Problem statement →
Write out each line beneath this one exactly as it reads.

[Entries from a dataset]
>>>

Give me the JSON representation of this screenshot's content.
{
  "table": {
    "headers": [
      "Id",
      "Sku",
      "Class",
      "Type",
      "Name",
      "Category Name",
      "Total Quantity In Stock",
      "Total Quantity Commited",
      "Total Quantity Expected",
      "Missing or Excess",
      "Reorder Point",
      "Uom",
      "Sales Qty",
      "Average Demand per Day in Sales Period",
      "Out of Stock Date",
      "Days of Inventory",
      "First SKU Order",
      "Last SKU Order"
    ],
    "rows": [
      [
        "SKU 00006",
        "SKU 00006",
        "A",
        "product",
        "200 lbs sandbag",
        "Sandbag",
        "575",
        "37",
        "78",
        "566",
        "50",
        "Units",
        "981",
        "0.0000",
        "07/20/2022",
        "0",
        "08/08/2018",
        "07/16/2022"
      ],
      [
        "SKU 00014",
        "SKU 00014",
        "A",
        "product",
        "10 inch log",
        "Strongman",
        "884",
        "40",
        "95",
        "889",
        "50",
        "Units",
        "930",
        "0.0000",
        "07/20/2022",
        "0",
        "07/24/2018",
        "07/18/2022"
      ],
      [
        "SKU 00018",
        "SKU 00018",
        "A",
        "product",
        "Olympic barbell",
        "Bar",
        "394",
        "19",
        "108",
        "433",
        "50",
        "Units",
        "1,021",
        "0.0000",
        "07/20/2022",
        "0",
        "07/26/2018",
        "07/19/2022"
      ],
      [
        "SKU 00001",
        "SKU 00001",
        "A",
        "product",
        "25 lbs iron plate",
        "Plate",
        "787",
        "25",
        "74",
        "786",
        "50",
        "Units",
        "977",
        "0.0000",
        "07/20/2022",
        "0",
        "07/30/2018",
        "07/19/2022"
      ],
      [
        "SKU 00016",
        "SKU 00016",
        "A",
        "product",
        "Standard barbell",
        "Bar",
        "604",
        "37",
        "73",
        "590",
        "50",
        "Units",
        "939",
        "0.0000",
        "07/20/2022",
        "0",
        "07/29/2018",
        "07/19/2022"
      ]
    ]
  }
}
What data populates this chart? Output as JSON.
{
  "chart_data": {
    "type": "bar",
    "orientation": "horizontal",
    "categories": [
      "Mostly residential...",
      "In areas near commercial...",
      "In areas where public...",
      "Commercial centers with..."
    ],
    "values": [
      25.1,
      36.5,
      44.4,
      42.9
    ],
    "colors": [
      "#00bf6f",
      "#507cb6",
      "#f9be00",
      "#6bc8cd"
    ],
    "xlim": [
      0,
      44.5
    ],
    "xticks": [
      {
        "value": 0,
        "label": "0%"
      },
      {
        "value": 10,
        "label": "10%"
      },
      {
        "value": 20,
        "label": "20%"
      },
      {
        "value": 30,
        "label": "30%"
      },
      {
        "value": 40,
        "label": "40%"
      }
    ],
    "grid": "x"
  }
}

<<<

Response →
Give me the JSON representation of this screenshot's content.
{
  "table": {
    "headers": [
      "Id",
      "Sku",
      "Class",
      "Type",
      "Name",
      "Category Name",
      "Total Quantity In Stock",
      "Total Quantity Commited",
      "Total Quantity Expected",
      "Missing or Excess",
      "Reorder Point",
      "Uom",
      "Sales Qty",
      "Average Demand per Day in Sales Period",
      "Out of Stock Date",
      "Days of Inventory",
      "First SKU Order",
      "Last SKU Order"
    ],
    "rows": [
      [
        "SKU 00006",
        "SKU 00006",
        "A",
        "product",
        "200 lbs sandbag",
        "Sandbag",
        "575",
        "37",
        "78",
        "566",
        "50",
        "Units",
        "981",
        "0.0000",
        "07/20/2022",
        "0",
        "08/08/2018",
        "07/16/2022"
      ],
      [
        "SKU 00014",
        "SKU 00014",
        "A",
        "product",
        "10 inch log",
        "Strongman",
        "884",
        "40",
        "95",
        "889",
        "50",
        "Units",
        "930",
        "0.0000",
        "07/20/2022",
        "0",
        "07/24/2018",
        "07/18/2022"
      ],
      [
        "SKU 00018",
        "SKU 00018",
        "A",
        "product",
        "Olympic barbell",
        "Bar",
        "394",
        "19",
        "108",
        "433",
        "50",
        "Units",
        "1,021",
        "0.0000",
        "07/20/2022",
        "0",
        "07/26/2018",
        "07/19/2022"
      ],
      [
        "SKU 00001",
        "SKU 00001",
        "A",
        "product",
        "25 lbs iron plate",
        "Plate",
        "787",
        "25",
        "74",
        "786",
        "50",
        "Units",
        "977",
        "0.0000",
        "07/20/2022",
        "0",
        "07/30/2018",
        "07/19/2022"
      ],
      [
        "SKU 00016",
        "SKU 00016",
        "A",
        "product",
        "Standard barbell",
        "Bar",
        "604",
        "37",
        "73",
        "590",
        "50",
        "Units",
        "939",
        "0.0000",
        "07/20/2022",
        "0",
        "07/29/2018",
        "07/19/2022"
      ]
    ]
  }
}
What data populates this chart? Output as JSON.
{
  "chart_data": {
    "type": "bar",
    "orientation": "horizontal",
    "categories": [
      "Mostly residential...",
      "In areas near commercial...",
      "In areas where public...",
      "Commercial centers with..."
    ],
    "values": [
      25.1,
      36.5,
      44.4,
      42.9
    ],
    "colors": [
      "#00bf6f",
      "#507cb6",
      "#f9be00",
      "#6bc8cd"
    ],
    "xlim": [
      0,
      44.5
    ],
    "xticks": [
      {
        "value": 0,
        "label": "0%"
      },
      {
        "value": 10,
        "label": "10%"
      },
      {
        "value": 20,
        "label": "20%"
      },
      {
        "value": 30,
        "label": "30%"
      },
      {
        "value": 40,
        "label": "40%"
      }
    ],
    "grid": "x"
  }
}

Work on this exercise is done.